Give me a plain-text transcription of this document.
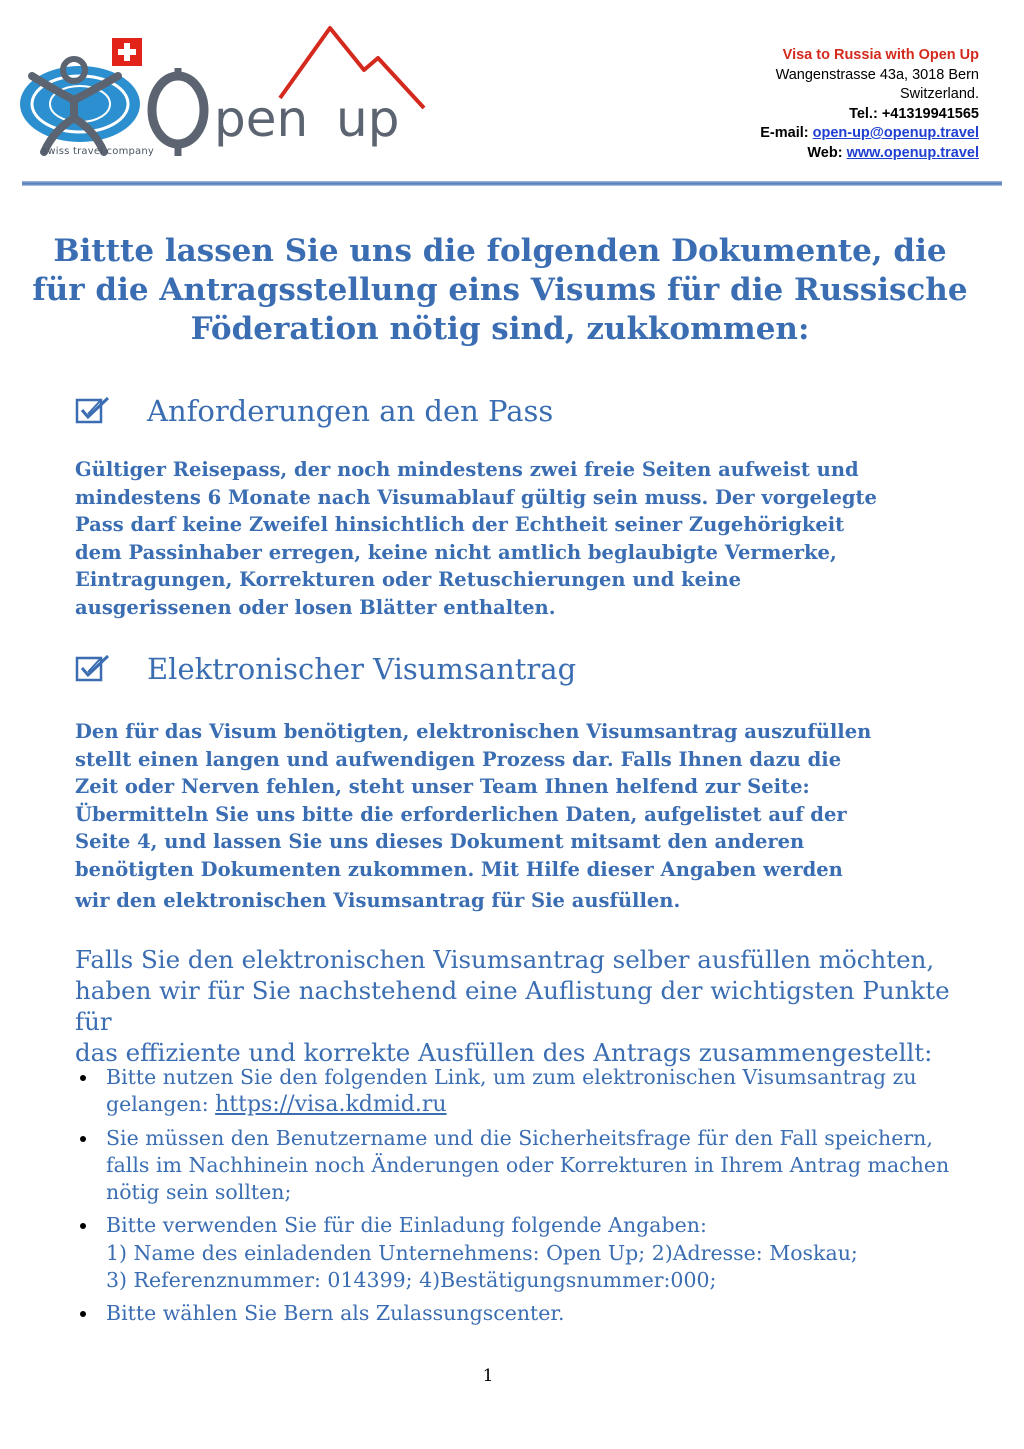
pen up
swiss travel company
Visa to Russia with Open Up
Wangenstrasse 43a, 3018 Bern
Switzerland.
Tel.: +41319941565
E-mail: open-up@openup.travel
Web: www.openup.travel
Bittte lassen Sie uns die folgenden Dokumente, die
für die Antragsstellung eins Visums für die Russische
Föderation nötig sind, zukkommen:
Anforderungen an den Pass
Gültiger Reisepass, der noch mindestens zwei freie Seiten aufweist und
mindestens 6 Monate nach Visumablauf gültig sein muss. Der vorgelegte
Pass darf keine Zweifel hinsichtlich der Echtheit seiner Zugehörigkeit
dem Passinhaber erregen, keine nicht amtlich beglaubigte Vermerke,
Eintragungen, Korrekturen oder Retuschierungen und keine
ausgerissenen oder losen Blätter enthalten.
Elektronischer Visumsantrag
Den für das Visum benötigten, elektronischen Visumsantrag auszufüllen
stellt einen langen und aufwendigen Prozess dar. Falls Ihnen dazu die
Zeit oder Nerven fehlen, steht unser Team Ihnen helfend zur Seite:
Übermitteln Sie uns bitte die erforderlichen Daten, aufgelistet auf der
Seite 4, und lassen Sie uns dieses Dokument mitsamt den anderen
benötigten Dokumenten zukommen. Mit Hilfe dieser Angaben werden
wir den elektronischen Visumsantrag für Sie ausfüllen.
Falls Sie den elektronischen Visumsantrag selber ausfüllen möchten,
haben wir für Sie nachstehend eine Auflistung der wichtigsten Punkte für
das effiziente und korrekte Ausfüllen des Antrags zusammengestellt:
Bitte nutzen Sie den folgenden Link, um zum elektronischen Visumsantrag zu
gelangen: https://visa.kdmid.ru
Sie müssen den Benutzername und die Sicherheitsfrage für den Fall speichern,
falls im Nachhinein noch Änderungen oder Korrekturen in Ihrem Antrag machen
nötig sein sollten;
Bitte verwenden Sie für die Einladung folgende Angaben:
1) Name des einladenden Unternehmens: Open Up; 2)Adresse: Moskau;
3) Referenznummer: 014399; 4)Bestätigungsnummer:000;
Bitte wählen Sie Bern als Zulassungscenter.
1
++++++
— What you need to do —
Scan the data for the word "openup" and copy every line where it shows up.

— Worked answer —
E-mail: open-up@openup.travel
Web: www.openup.travel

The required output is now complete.